• _To do_: Convert every line of the entries below into a Markdown table with two columns, "Row" for a sequential number and "Line" for the line itself. Skip blank lines and leave out the pictures.

--- START Input data ---

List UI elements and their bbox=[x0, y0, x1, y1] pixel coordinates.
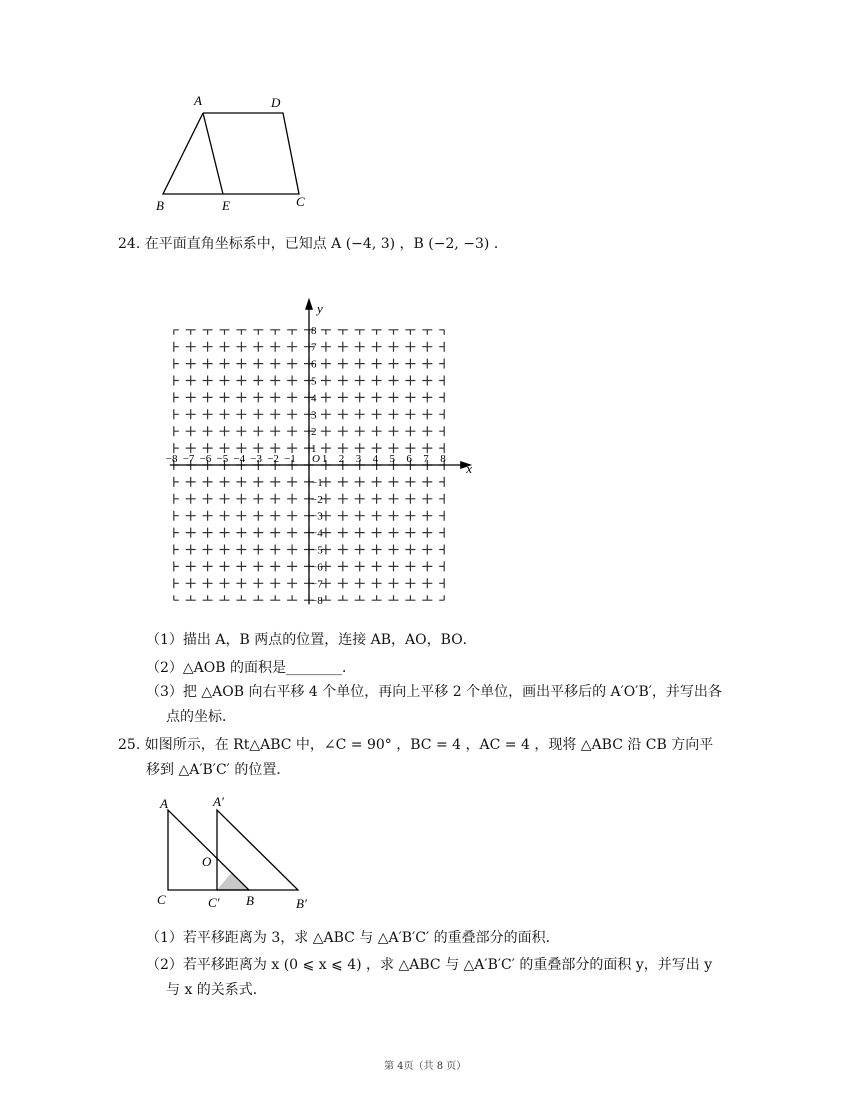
x-tick-label: 8 bbox=[440, 453, 446, 465]
label-B-prime: B′ bbox=[296, 896, 307, 911]
y-tick-label: 3 bbox=[311, 409, 317, 422]
label-C: C bbox=[157, 892, 166, 907]
y-tick-label: 6 bbox=[311, 358, 317, 371]
question-24-stem: 24. 在平面直角坐标系中，已知点 A (−4, 3) ，B (−2, −3) ． bbox=[118, 236, 508, 252]
label-A-prime: A′ bbox=[213, 794, 224, 809]
y-tick-label: 5 bbox=[311, 375, 317, 388]
x-tick-label: 2 bbox=[338, 453, 345, 465]
label-A: A bbox=[160, 796, 168, 811]
x-tick-label: −2 bbox=[267, 453, 279, 465]
y-tick-label: 1 bbox=[311, 443, 317, 456]
coordinate-grid bbox=[150, 265, 490, 620]
y-axis-arrow bbox=[305, 298, 313, 310]
figure-25-triangles bbox=[150, 792, 330, 912]
question-25-stem-line2: 移到 △A′B′C′ 的位置． bbox=[146, 762, 291, 778]
label-C-prime: C′ bbox=[208, 895, 220, 910]
label-C: C bbox=[296, 194, 305, 209]
x-tick-label: −8 bbox=[165, 453, 178, 465]
x-tick-label: 4 bbox=[372, 453, 379, 465]
y-tick-label: −3 bbox=[311, 510, 323, 523]
x-tick-label: −3 bbox=[250, 453, 263, 465]
x-tick-label: −7 bbox=[182, 453, 195, 465]
y-tick-label: −2 bbox=[311, 493, 323, 506]
question-25-sub2-line2: 与 x 的关系式． bbox=[166, 982, 267, 998]
x-tick-label: −6 bbox=[199, 453, 212, 465]
figure-23-trapezoid bbox=[150, 90, 320, 215]
y-tick-label: −8 bbox=[311, 595, 323, 608]
label-A: A bbox=[194, 93, 202, 108]
y-tick-label: −5 bbox=[311, 544, 323, 557]
y-tick-label: 4 bbox=[311, 392, 317, 405]
x-tick-label: 1 bbox=[321, 453, 328, 465]
question-24-sub1: （1）描出 A，B 两点的位置，连接 AB，AO，BO． bbox=[146, 632, 477, 648]
origin-label: O bbox=[312, 453, 320, 465]
y-tick-label: 7 bbox=[311, 341, 317, 354]
y-tick-label: 8 bbox=[311, 324, 317, 337]
label-E: E bbox=[222, 198, 230, 213]
axis-label-y: y bbox=[317, 300, 323, 316]
page-footer: 第 4页（共 8 页） bbox=[384, 1061, 467, 1072]
x-tick-label: −4 bbox=[233, 453, 246, 465]
x-tick-label: 6 bbox=[406, 453, 412, 465]
x-tick-label: −5 bbox=[216, 453, 229, 465]
y-tick-label: 2 bbox=[311, 426, 317, 439]
label-B: B bbox=[156, 198, 164, 213]
y-tick-label: −7 bbox=[311, 578, 323, 591]
axis-label-x: x bbox=[466, 461, 472, 476]
y-tick-label: −6 bbox=[311, 561, 323, 574]
x-tick-label: 7 bbox=[423, 453, 429, 465]
y-tick-label: −4 bbox=[311, 527, 323, 540]
question-25-stem-line1: 25. 如图所示，在 Rt△ABC 中，∠C = 90° ，BC = 4 ，AC = 4 ，现将 △ABC 沿 CB 方向平 bbox=[118, 737, 714, 753]
label-B: B bbox=[246, 893, 254, 908]
x-tick-label: 5 bbox=[389, 453, 395, 465]
y-tick-label: −1 bbox=[311, 476, 323, 489]
question-24-sub3-line1: （3）把 △AOB 向右平移 4 个单位，再向上平移 2 个单位，画出平移后的 A′O′B′，并写出各 bbox=[146, 684, 722, 700]
x-tick-label: 3 bbox=[355, 453, 362, 465]
question-25-sub1: （1）若平移距离为 3，求 △ABC 与 △A′B′C′ 的重叠部分的面积． bbox=[146, 930, 560, 946]
label-O: O bbox=[202, 854, 212, 869]
label-D: D bbox=[271, 95, 281, 110]
question-25-sub2-line1: （2）若平移距离为 x (0 ⩽ x ⩽ 4) ，求 △ABC 与 △A′B′C′ 的重叠部分的面积 y，并写出 y bbox=[146, 957, 713, 973]
question-24-sub3-line2: 点的坐标． bbox=[166, 709, 236, 725]
question-24-sub2: （2）△AOB 的面积是________． bbox=[146, 660, 356, 676]
x-tick-label: −1 bbox=[284, 453, 296, 465]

--- END Input data ---

• _Task response_:
| Row | Line |
|---|---|
| 1 | List UI elements and their bbox=[x0, y0, x1, y1] pixel coordinates. |
| 2 | x-tick-label: 8 bbox=[440, 453, 446, 465] |
| 3 | label-B-prime: B′ bbox=[296, 896, 307, 911] |
| 4 | y-tick-label: 3 bbox=[311, 409, 317, 422] |
| 5 | label-C: C bbox=[157, 892, 166, 907] |
| 6 | y-tick-label: 6 bbox=[311, 358, 317, 371] |
| 7 | question-24-stem: 24. 在平面直角坐标系中，已知点 A (−4, 3) ，B (−2, −3) ． bbox=[118, 236, 508, 252] |
| 8 | label-A-prime: A′ bbox=[213, 794, 224, 809] |
| 9 | y-tick-label: 5 bbox=[311, 375, 317, 388] |
| 10 | x-tick-label: 2 bbox=[338, 453, 345, 465] |
| 11 | label-A: A bbox=[160, 796, 168, 811] |
| 12 | x-tick-label: −2 bbox=[267, 453, 279, 465] |
| 13 | y-tick-label: 1 bbox=[311, 443, 317, 456] |
| 14 | coordinate-grid bbox=[150, 265, 490, 620] |
| 15 | y-axis-arrow bbox=[305, 298, 313, 310] |
| 16 | figure-25-triangles bbox=[150, 792, 330, 912] |
| 17 | question-25-stem-line2: 移到 △A′B′C′ 的位置． bbox=[146, 762, 291, 778] |
| 18 | label-C-prime: C′ bbox=[208, 895, 220, 910] |
| 19 | label-C: C bbox=[296, 194, 305, 209] |
| 20 | x-tick-label: −8 bbox=[165, 453, 178, 465] |
| 21 | x-tick-label: 4 bbox=[372, 453, 379, 465] |
| 22 | y-tick-label: −3 bbox=[311, 510, 323, 523] |
| 23 | x-tick-label: −3 bbox=[250, 453, 263, 465] |
| 24 | x-tick-label: −7 bbox=[182, 453, 195, 465] |
| 25 | y-tick-label: −2 bbox=[311, 493, 323, 506] |
| 26 | question-25-sub2-line2: 与 x 的关系式． bbox=[166, 982, 267, 998] |
| 27 | x-tick-label: −6 bbox=[199, 453, 212, 465] |
| 28 | figure-23-trapezoid bbox=[150, 90, 320, 215] |
| 29 | y-tick-label: −8 bbox=[311, 595, 323, 608] |
| 30 | label-A: A bbox=[194, 93, 202, 108] |
| 31 | y-tick-label: −5 bbox=[311, 544, 323, 557] |
| 32 | y-tick-label: 4 bbox=[311, 392, 317, 405] |
| 33 | x-tick-label: 1 bbox=[321, 453, 328, 465] |
| 34 | question-24-sub1: （1）描出 A，B 两点的位置，连接 AB，AO，BO． bbox=[146, 632, 477, 648] |
| 35 | origin-label: O bbox=[312, 453, 320, 465] |
| 36 | y-tick-label: 7 bbox=[311, 341, 317, 354] |
| 37 | y-tick-label: 8 bbox=[311, 324, 317, 337] |
| 38 | label-E: E bbox=[222, 198, 230, 213] |
| 39 | axis-label-y: y bbox=[317, 300, 323, 316] |
| 40 | page-footer: 第 4页（共 8 页） bbox=[384, 1061, 467, 1072] |
| 41 | x-tick-label: −4 bbox=[233, 453, 246, 465] |
| 42 | x-tick-label: 6 bbox=[406, 453, 412, 465] |
| 43 | x-tick-label: −5 bbox=[216, 453, 229, 465] |
| 44 | y-tick-label: 2 bbox=[311, 426, 317, 439] |
| 45 | label-B: B bbox=[156, 198, 164, 213] |
| 46 | y-tick-label: −7 bbox=[311, 578, 323, 591] |
| 47 | axis-label-x: x bbox=[466, 461, 472, 476] |
| 48 | y-tick-label: −6 bbox=[311, 561, 323, 574] |
| 49 | x-tick-label: 7 bbox=[423, 453, 429, 465] |
| 50 | y-tick-label: −4 bbox=[311, 527, 323, 540] |
| 51 | question-25-stem-line1: 25. 如图所示，在 Rt△ABC 中，∠C = 90° ，BC = 4 ，AC = 4 ，现将 △ABC 沿 CB 方向平 bbox=[118, 737, 714, 753] |
| 52 | label-B: B bbox=[246, 893, 254, 908] |
| 53 | x-tick-label: 5 bbox=[389, 453, 395, 465] |
| 54 | y-tick-label: −1 bbox=[311, 476, 323, 489] |
| 55 | question-24-sub3-line1: （3）把 △AOB 向右平移 4 个单位，再向上平移 2 个单位，画出平移后的 A′O′B′，并写出各 bbox=[146, 684, 722, 700] |
| 56 | x-tick-label: 3 bbox=[355, 453, 362, 465] |
| 57 | question-25-sub1: （1）若平移距离为 3，求 △ABC 与 △A′B′C′ 的重叠部分的面积． bbox=[146, 930, 560, 946] |
| 58 | label-O: O bbox=[202, 854, 212, 869] |
| 59 | label-D: D bbox=[271, 95, 281, 110] |
| 60 | question-25-sub2-line1: （2）若平移距离为 x (0 ⩽ x ⩽ 4) ，求 △ABC 与 △A′B′C′ 的重叠部分的面积 y，并写出 y bbox=[146, 957, 713, 973] |
| 61 | question-24-sub3-line2: 点的坐标． bbox=[166, 709, 236, 725] |
| 62 | question-24-sub2: （2）△AOB 的面积是________． bbox=[146, 660, 356, 676] |
| 63 | x-tick-label: −1 bbox=[284, 453, 296, 465] |